BRIEF:
Every entry below should be printed exactly, without its images.

Records from a data collection
----------
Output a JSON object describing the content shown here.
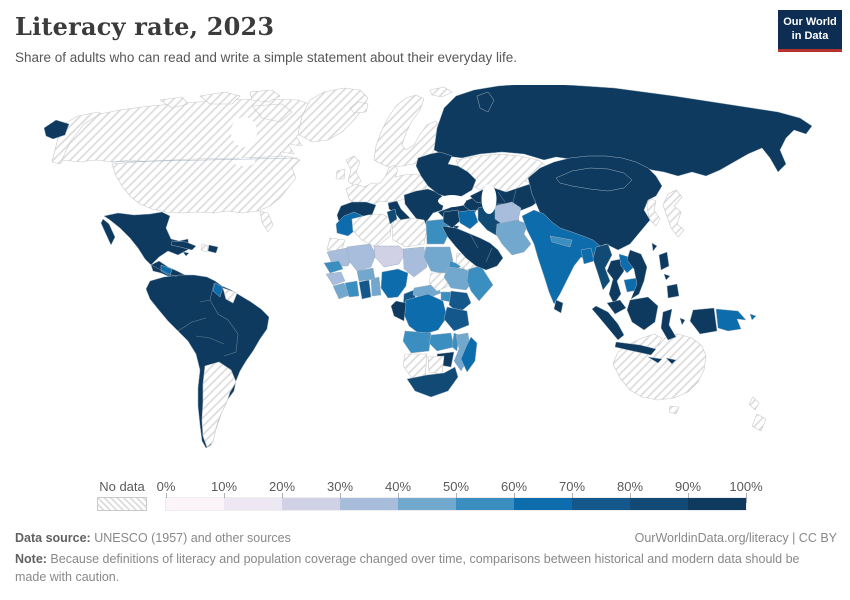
{
  "header": {
    "title": "Literacy rate, 2023",
    "subtitle": "Share of adults who can read and write a simple statement about their everyday life."
  },
  "logo": {
    "line1": "Our World",
    "line2": "in Data",
    "bg_color": "#0d2d52",
    "accent_color": "#b5332c"
  },
  "legend": {
    "no_data_label": "No data",
    "tick_labels": [
      "0%",
      "10%",
      "20%",
      "30%",
      "40%",
      "50%",
      "60%",
      "70%",
      "80%",
      "90%",
      "100%"
    ],
    "bin_colors": [
      "#fdf4f9",
      "#ece7f2",
      "#d1d1e6",
      "#a7bddb",
      "#73a8ce",
      "#3b8ec0",
      "#0d6cac",
      "#14578a",
      "#114a74",
      "#0d3a5e"
    ],
    "hatch_stripe_color": "#dcdcdc",
    "border_color_colored": "#9fb0c0",
    "border_color_nodata": "#c9c9c9"
  },
  "footer": {
    "source_label": "Data source:",
    "source_text": " UNESCO (1957) and other sources",
    "link_text": "OurWorldinData.org/literacy | CC BY",
    "note_label": "Note:",
    "note_text": " Because definitions of literacy and population coverage changed over time, comparisons between historical and modern data should be made with caution."
  },
  "chart_data": {
    "type": "choropleth",
    "title": "Literacy rate, 2023",
    "unit": "%",
    "legend_position": "bottom",
    "bins": [
      {
        "range": "0-10%",
        "color": "#fdf4f9"
      },
      {
        "range": "10-20%",
        "color": "#ece7f2"
      },
      {
        "range": "20-30%",
        "color": "#d1d1e6"
      },
      {
        "range": "30-40%",
        "color": "#a7bddb"
      },
      {
        "range": "40-50%",
        "color": "#73a8ce"
      },
      {
        "range": "50-60%",
        "color": "#3b8ec0"
      },
      {
        "range": "60-70%",
        "color": "#0d6cac"
      },
      {
        "range": "70-80%",
        "color": "#14578a"
      },
      {
        "range": "80-90%",
        "color": "#114a74"
      },
      {
        "range": "90-100%",
        "color": "#0d3a5e"
      }
    ],
    "no_data": {
      "label": "No data",
      "pattern": "diagonal-hatch"
    },
    "regions": {
      "alaska": "no_data",
      "canada": "no_data",
      "usa": "no_data",
      "greenland": "no_data",
      "arctic-islands": "no_data",
      "iceland": "no_data",
      "uk": "no_data",
      "ireland": "no_data",
      "scandinavia": "no_data",
      "western-europe": "no_data",
      "svalbard": "no_data",
      "kazakhstan": "no_data",
      "japan": "no_data",
      "korea": "no_data",
      "australia": "no_data",
      "tasmania": "no_data",
      "new-zealand": "no_data",
      "argentina": "no_data",
      "suriname-guiana": "no_data",
      "haiti": "no_data",
      "western-sahara": "no_data",
      "algeria": "no_data",
      "libya": "no_data",
      "south-sudan": "no_data",
      "namibia": "no_data",
      "botswana": "no_data",
      "yemen": "no_data",
      "russia": 9,
      "chukotka": 9,
      "novaya-zemlya": 9,
      "iberia": 9,
      "italy": 9,
      "sicily": 9,
      "sardinia": 9,
      "balkans": 9,
      "eastern-europe": 9,
      "turkey": 9,
      "cyprus": 9,
      "caucasus": 9,
      "central-asia": 9,
      "china": 9,
      "mongolia": 9,
      "taiwan": 9,
      "hainan": 9,
      "mexico": 9,
      "baja": 9,
      "central-america": 9,
      "cuba": 9,
      "dominican-republic": 9,
      "jamaica": 9,
      "south-america": 9,
      "gabon-congo": 9,
      "zimbabwe": 9,
      "saudi-arabia": 9,
      "levant": 9,
      "indonesia-sumatra": 9,
      "indonesia-java": 9,
      "indonesia-borneo": 9,
      "indonesia-sulawesi": 9,
      "indonesia-papua": 9,
      "lesser-sunda": 9,
      "maluku": 9,
      "malaysia": 9,
      "philippines-luzon": 9,
      "philippines-mindanao": 9,
      "philippines-visayas": 9,
      "vietnam": 9,
      "thailand": 9,
      "sri-lanka": 9,
      "iran": 8,
      "myanmar": 8,
      "south-africa": 8,
      "tunisia": 8,
      "ghana": 7,
      "cameroon": 7,
      "kenya": 7,
      "tanzania": 7,
      "india": 6,
      "bangladesh": 6,
      "nigeria": 6,
      "drc": 6,
      "madagascar": 6,
      "guyana": 6,
      "papua-new-guinea": 6,
      "png-islands": 6,
      "laos": 6,
      "cambodia": 6,
      "iraq": 6,
      "honduras-nicaragua": 6,
      "morocco": 6,
      "egypt": 5,
      "senegal": 5,
      "ivory-coast": 5,
      "angola": 5,
      "uganda": 5,
      "somalia": 5,
      "malawi": 5,
      "zambia": 5,
      "nepal": 5,
      "eritrea": 5,
      "pakistan": 4,
      "sudan": 4,
      "ethiopia": 4,
      "mozambique": 4,
      "burkina-faso": 4,
      "togo-benin": 4,
      "sierra-leone-liberia": 4,
      "central-african-republic": 4,
      "afghanistan": 3,
      "mauritania": 3,
      "mali": 3,
      "chad": 3,
      "guinea": 3,
      "niger": 2
    }
  }
}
----------
COMPLETED TASK:
Output a JSON object describing the content shown here.
{
  "header": {
    "title": "Literacy rate, 2023",
    "subtitle": "Share of adults who can read and write a simple statement about their everyday life."
  },
  "logo": {
    "line1": "Our World",
    "line2": "in Data",
    "bg_color": "#0d2d52",
    "accent_color": "#b5332c"
  },
  "legend": {
    "no_data_label": "No data",
    "tick_labels": [
      "0%",
      "10%",
      "20%",
      "30%",
      "40%",
      "50%",
      "60%",
      "70%",
      "80%",
      "90%",
      "100%"
    ],
    "bin_colors": [
      "#fdf4f9",
      "#ece7f2",
      "#d1d1e6",
      "#a7bddb",
      "#73a8ce",
      "#3b8ec0",
      "#0d6cac",
      "#14578a",
      "#114a74",
      "#0d3a5e"
    ],
    "hatch_stripe_color": "#dcdcdc",
    "border_color_colored": "#9fb0c0",
    "border_color_nodata": "#c9c9c9"
  },
  "footer": {
    "source_label": "Data source:",
    "source_text": " UNESCO (1957) and other sources",
    "link_text": "OurWorldinData.org/literacy | CC BY",
    "note_label": "Note:",
    "note_text": " Because definitions of literacy and population coverage changed over time, comparisons between historical and modern data should be made with caution."
  },
  "chart_data": {
    "type": "choropleth",
    "title": "Literacy rate, 2023",
    "unit": "%",
    "legend_position": "bottom",
    "bins": [
      {
        "range": "0-10%",
        "color": "#fdf4f9"
      },
      {
        "range": "10-20%",
        "color": "#ece7f2"
      },
      {
        "range": "20-30%",
        "color": "#d1d1e6"
      },
      {
        "range": "30-40%",
        "color": "#a7bddb"
      },
      {
        "range": "40-50%",
        "color": "#73a8ce"
      },
      {
        "range": "50-60%",
        "color": "#3b8ec0"
      },
      {
        "range": "60-70%",
        "color": "#0d6cac"
      },
      {
        "range": "70-80%",
        "color": "#14578a"
      },
      {
        "range": "80-90%",
        "color": "#114a74"
      },
      {
        "range": "90-100%",
        "color": "#0d3a5e"
      }
    ],
    "no_data": {
      "label": "No data",
      "pattern": "diagonal-hatch"
    },
    "regions": {
      "alaska": "no_data",
      "canada": "no_data",
      "usa": "no_data",
      "greenland": "no_data",
      "arctic-islands": "no_data",
      "iceland": "no_data",
      "uk": "no_data",
      "ireland": "no_data",
      "scandinavia": "no_data",
      "western-europe": "no_data",
      "svalbard": "no_data",
      "kazakhstan": "no_data",
      "japan": "no_data",
      "korea": "no_data",
      "australia": "no_data",
      "tasmania": "no_data",
      "new-zealand": "no_data",
      "argentina": "no_data",
      "suriname-guiana": "no_data",
      "haiti": "no_data",
      "western-sahara": "no_data",
      "algeria": "no_data",
      "libya": "no_data",
      "south-sudan": "no_data",
      "namibia": "no_data",
      "botswana": "no_data",
      "yemen": "no_data",
      "russia": 9,
      "chukotka": 9,
      "novaya-zemlya": 9,
      "iberia": 9,
      "italy": 9,
      "sicily": 9,
      "sardinia": 9,
      "balkans": 9,
      "eastern-europe": 9,
      "turkey": 9,
      "cyprus": 9,
      "caucasus": 9,
      "central-asia": 9,
      "china": 9,
      "mongolia": 9,
      "taiwan": 9,
      "hainan": 9,
      "mexico": 9,
      "baja": 9,
      "central-america": 9,
      "cuba": 9,
      "dominican-republic": 9,
      "jamaica": 9,
      "south-america": 9,
      "gabon-congo": 9,
      "zimbabwe": 9,
      "saudi-arabia": 9,
      "levant": 9,
      "indonesia-sumatra": 9,
      "indonesia-java": 9,
      "indonesia-borneo": 9,
      "indonesia-sulawesi": 9,
      "indonesia-papua": 9,
      "lesser-sunda": 9,
      "maluku": 9,
      "malaysia": 9,
      "philippines-luzon": 9,
      "philippines-mindanao": 9,
      "philippines-visayas": 9,
      "vietnam": 9,
      "thailand": 9,
      "sri-lanka": 9,
      "iran": 8,
      "myanmar": 8,
      "south-africa": 8,
      "tunisia": 8,
      "ghana": 7,
      "cameroon": 7,
      "kenya": 7,
      "tanzania": 7,
      "india": 6,
      "bangladesh": 6,
      "nigeria": 6,
      "drc": 6,
      "madagascar": 6,
      "guyana": 6,
      "papua-new-guinea": 6,
      "png-islands": 6,
      "laos": 6,
      "cambodia": 6,
      "iraq": 6,
      "honduras-nicaragua": 6,
      "morocco": 6,
      "egypt": 5,
      "senegal": 5,
      "ivory-coast": 5,
      "angola": 5,
      "uganda": 5,
      "somalia": 5,
      "malawi": 5,
      "zambia": 5,
      "nepal": 5,
      "eritrea": 5,
      "pakistan": 4,
      "sudan": 4,
      "ethiopia": 4,
      "mozambique": 4,
      "burkina-faso": 4,
      "togo-benin": 4,
      "sierra-leone-liberia": 4,
      "central-african-republic": 4,
      "afghanistan": 3,
      "mauritania": 3,
      "mali": 3,
      "chad": 3,
      "guinea": 3,
      "niger": 2
    }
  }
}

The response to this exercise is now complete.